▸ To be done
Return the lines where the word "Inquiry" occurs.

— START —

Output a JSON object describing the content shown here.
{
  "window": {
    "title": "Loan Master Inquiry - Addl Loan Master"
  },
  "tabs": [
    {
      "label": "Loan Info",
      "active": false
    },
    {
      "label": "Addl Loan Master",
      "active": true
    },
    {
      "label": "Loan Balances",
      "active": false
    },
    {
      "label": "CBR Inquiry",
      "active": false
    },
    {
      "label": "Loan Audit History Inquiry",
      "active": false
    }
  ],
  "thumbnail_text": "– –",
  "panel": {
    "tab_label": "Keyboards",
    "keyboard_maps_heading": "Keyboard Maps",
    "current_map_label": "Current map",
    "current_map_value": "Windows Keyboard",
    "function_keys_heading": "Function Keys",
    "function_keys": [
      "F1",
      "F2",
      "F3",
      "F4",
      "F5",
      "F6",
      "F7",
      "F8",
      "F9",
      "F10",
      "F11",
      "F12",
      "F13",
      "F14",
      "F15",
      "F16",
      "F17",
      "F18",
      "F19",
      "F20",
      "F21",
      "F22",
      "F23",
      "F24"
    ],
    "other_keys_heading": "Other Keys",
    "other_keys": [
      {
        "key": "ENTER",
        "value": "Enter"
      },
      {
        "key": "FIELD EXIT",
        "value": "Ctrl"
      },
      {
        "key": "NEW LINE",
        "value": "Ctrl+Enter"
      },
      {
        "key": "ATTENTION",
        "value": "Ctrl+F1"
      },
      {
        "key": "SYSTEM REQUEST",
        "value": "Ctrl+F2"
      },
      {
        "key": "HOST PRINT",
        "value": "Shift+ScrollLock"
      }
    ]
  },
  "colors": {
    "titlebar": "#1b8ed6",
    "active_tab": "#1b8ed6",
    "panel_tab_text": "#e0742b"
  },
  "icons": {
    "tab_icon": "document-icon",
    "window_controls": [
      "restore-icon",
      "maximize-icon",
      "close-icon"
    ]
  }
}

— END —

▸ Response to this exercise
    "title": "Loan Master Inquiry - Addl Loan Master"
      "label": "CBR Inquiry",
      "label": "Loan Audit History Inquiry",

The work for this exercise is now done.